**Task details:** Extract the stretch of lines that starts at the line with "Convert this screenshot" and ends at the last line of the data below. Give it exactly, without pictures.

[Dataset entries]
####

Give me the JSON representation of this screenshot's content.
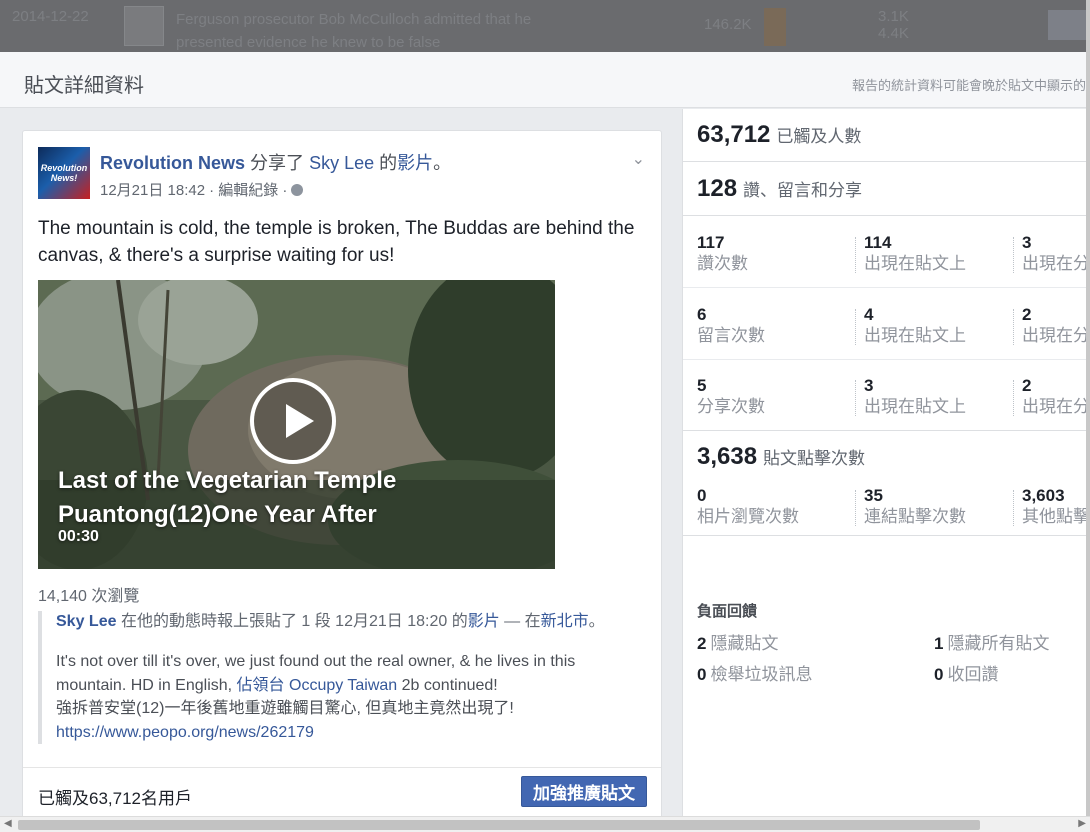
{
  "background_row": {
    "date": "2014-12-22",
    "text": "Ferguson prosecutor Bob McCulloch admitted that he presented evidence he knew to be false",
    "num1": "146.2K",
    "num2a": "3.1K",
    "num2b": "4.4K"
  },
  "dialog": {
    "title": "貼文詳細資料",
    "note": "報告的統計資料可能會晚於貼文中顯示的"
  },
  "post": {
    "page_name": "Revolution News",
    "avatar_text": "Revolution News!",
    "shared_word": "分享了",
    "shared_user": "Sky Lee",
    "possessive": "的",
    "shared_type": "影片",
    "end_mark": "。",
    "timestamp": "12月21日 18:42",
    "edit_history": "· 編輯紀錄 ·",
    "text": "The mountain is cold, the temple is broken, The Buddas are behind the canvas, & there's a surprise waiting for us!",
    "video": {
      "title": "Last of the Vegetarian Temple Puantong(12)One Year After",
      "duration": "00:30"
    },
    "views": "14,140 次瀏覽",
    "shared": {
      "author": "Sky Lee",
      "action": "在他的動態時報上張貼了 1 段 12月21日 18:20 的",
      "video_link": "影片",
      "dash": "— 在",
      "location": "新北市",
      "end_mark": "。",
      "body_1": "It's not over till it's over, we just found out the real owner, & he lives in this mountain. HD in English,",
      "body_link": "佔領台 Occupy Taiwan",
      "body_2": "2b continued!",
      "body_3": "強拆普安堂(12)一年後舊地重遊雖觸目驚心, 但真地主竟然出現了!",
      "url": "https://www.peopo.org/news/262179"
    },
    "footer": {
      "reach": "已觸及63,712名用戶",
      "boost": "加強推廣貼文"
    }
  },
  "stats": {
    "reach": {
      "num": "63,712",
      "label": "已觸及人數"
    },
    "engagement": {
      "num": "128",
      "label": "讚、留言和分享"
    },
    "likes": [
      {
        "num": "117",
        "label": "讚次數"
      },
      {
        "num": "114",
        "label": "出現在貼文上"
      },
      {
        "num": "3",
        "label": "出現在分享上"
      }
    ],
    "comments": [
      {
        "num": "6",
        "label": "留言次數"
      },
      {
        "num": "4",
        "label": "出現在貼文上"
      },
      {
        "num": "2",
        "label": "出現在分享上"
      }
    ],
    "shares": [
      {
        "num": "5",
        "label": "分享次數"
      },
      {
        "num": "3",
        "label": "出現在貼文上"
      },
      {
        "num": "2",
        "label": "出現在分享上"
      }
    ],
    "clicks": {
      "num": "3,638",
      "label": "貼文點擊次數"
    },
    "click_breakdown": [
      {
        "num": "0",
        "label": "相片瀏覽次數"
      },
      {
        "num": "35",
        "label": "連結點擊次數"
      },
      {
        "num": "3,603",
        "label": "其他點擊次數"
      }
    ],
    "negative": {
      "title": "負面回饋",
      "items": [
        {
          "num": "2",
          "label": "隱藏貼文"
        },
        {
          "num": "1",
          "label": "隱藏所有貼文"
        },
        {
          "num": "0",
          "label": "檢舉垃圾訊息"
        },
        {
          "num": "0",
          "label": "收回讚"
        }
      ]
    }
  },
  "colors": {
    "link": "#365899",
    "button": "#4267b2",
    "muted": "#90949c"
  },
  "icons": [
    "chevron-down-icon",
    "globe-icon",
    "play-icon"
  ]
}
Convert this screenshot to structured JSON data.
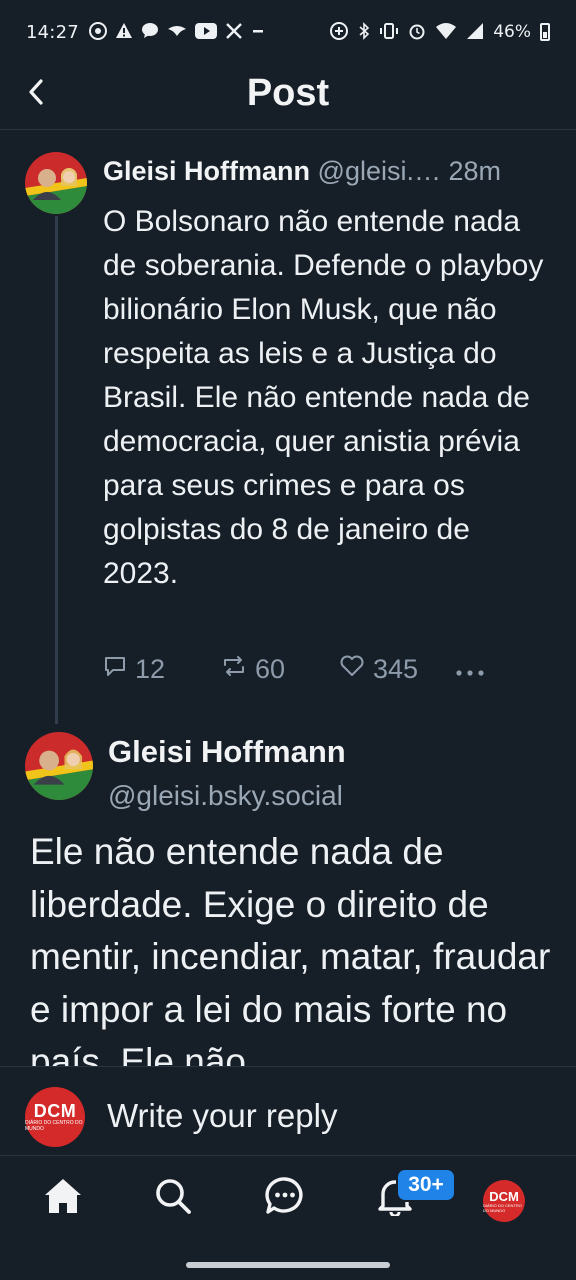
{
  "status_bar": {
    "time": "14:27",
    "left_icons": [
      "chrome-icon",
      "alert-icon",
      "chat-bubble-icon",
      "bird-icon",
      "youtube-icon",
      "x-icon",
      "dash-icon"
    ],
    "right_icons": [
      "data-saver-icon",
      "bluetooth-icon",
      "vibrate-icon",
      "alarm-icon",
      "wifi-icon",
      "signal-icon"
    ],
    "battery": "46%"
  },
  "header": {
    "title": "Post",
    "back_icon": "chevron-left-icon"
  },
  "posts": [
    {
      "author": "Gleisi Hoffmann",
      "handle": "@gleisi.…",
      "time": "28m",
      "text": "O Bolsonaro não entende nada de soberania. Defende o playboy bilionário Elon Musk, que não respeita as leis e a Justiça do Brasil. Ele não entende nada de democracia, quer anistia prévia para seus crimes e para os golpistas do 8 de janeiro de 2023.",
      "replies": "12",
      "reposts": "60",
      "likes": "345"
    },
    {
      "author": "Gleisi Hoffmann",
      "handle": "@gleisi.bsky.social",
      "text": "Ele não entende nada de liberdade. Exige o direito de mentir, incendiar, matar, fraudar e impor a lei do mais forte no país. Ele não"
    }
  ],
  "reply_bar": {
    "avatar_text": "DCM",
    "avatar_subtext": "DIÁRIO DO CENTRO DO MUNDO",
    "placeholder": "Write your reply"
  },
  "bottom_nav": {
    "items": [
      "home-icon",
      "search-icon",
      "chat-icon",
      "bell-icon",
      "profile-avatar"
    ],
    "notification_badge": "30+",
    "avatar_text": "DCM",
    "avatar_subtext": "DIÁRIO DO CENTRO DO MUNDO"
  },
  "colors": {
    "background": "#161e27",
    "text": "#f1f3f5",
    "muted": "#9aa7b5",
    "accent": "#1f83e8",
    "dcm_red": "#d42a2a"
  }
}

####

**Correct answer:**
Convert this screenshot to structured JSON data.
{
  "status_bar": {
    "time": "14:27",
    "left_icons": [
      "chrome-icon",
      "alert-icon",
      "chat-bubble-icon",
      "bird-icon",
      "youtube-icon",
      "x-icon",
      "dash-icon"
    ],
    "right_icons": [
      "data-saver-icon",
      "bluetooth-icon",
      "vibrate-icon",
      "alarm-icon",
      "wifi-icon",
      "signal-icon"
    ],
    "battery": "46%"
  },
  "header": {
    "title": "Post",
    "back_icon": "chevron-left-icon"
  },
  "posts": [
    {
      "author": "Gleisi Hoffmann",
      "handle": "@gleisi.…",
      "time": "28m",
      "text": "O Bolsonaro não entende nada de soberania. Defende o playboy bilionário Elon Musk, que não respeita as leis e a Justiça do Brasil. Ele não entende nada de democracia, quer anistia prévia para seus crimes e para os golpistas do 8 de janeiro de 2023.",
      "replies": "12",
      "reposts": "60",
      "likes": "345"
    },
    {
      "author": "Gleisi Hoffmann",
      "handle": "@gleisi.bsky.social",
      "text": "Ele não entende nada de liberdade. Exige o direito de mentir, incendiar, matar, fraudar e impor a lei do mais forte no país. Ele não"
    }
  ],
  "reply_bar": {
    "avatar_text": "DCM",
    "avatar_subtext": "DIÁRIO DO CENTRO DO MUNDO",
    "placeholder": "Write your reply"
  },
  "bottom_nav": {
    "items": [
      "home-icon",
      "search-icon",
      "chat-icon",
      "bell-icon",
      "profile-avatar"
    ],
    "notification_badge": "30+",
    "avatar_text": "DCM",
    "avatar_subtext": "DIÁRIO DO CENTRO DO MUNDO"
  },
  "colors": {
    "background": "#161e27",
    "text": "#f1f3f5",
    "muted": "#9aa7b5",
    "accent": "#1f83e8",
    "dcm_red": "#d42a2a"
  }
}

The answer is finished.